== RECORDS FOR THIS TASK ==
####

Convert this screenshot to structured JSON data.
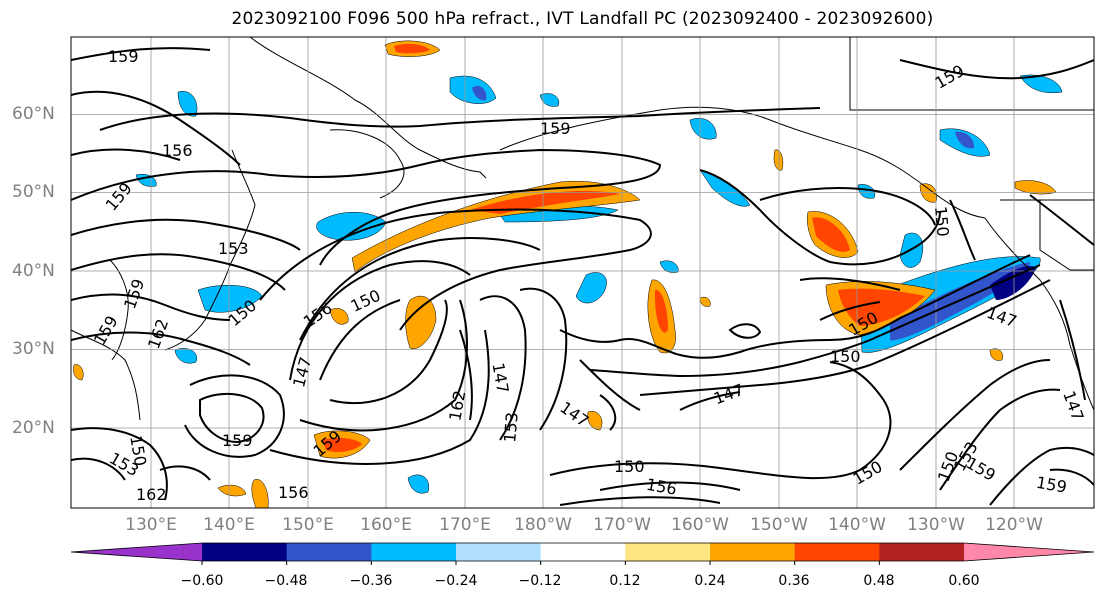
{
  "title": "2023092100 F096 500 hPa refract., IVT Landfall PC (2023092400 - 2023092600)",
  "lat_labels": [
    "60°N",
    "50°N",
    "40°N",
    "30°N",
    "20°N"
  ],
  "lon_labels": [
    "130°E",
    "140°E",
    "150°E",
    "160°E",
    "170°E",
    "180°W",
    "170°W",
    "160°W",
    "150°W",
    "140°W",
    "130°W",
    "120°W"
  ],
  "colorbar": {
    "ticks": [
      "−0.60",
      "−0.48",
      "−0.36",
      "−0.24",
      "−0.12",
      "0.12",
      "0.24",
      "0.36",
      "0.48",
      "0.60"
    ],
    "colors": [
      "#9933cc",
      "#000080",
      "#3355cc",
      "#00bbff",
      "#b3e0ff",
      "#ffffff",
      "#ffe680",
      "#ffa500",
      "#ff4500",
      "#b22222",
      "#ff88aa"
    ]
  },
  "contour_labels": [
    "159",
    "156",
    "159",
    "153",
    "150",
    "147",
    "150",
    "147",
    "162",
    "159",
    "153",
    "147",
    "156",
    "150",
    "159",
    "153",
    "150",
    "162",
    "150",
    "159",
    "147",
    "150",
    "156",
    "150",
    "159",
    "159",
    "150",
    "153",
    "147",
    "150",
    "159",
    "147",
    "156",
    "159",
    "159",
    "162"
  ]
}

####

== BRIEF ==
Output the records above exactly as they are, leaving out the pictures.

== FULL OUTPUT ==
Convert this screenshot to structured JSON data.
{
  "title": "2023092100 F096 500 hPa refract., IVT Landfall PC (2023092400 - 2023092600)",
  "lat_labels": [
    "60°N",
    "50°N",
    "40°N",
    "30°N",
    "20°N"
  ],
  "lon_labels": [
    "130°E",
    "140°E",
    "150°E",
    "160°E",
    "170°E",
    "180°W",
    "170°W",
    "160°W",
    "150°W",
    "140°W",
    "130°W",
    "120°W"
  ],
  "colorbar": {
    "ticks": [
      "−0.60",
      "−0.48",
      "−0.36",
      "−0.24",
      "−0.12",
      "0.12",
      "0.24",
      "0.36",
      "0.48",
      "0.60"
    ],
    "colors": [
      "#9933cc",
      "#000080",
      "#3355cc",
      "#00bbff",
      "#b3e0ff",
      "#ffffff",
      "#ffe680",
      "#ffa500",
      "#ff4500",
      "#b22222",
      "#ff88aa"
    ]
  },
  "contour_labels": [
    "159",
    "156",
    "159",
    "153",
    "150",
    "147",
    "150",
    "147",
    "162",
    "159",
    "153",
    "147",
    "156",
    "150",
    "159",
    "153",
    "150",
    "162",
    "150",
    "159",
    "147",
    "150",
    "156",
    "150",
    "159",
    "159",
    "150",
    "153",
    "147",
    "150",
    "159",
    "147",
    "156",
    "159",
    "159",
    "162"
  ]
}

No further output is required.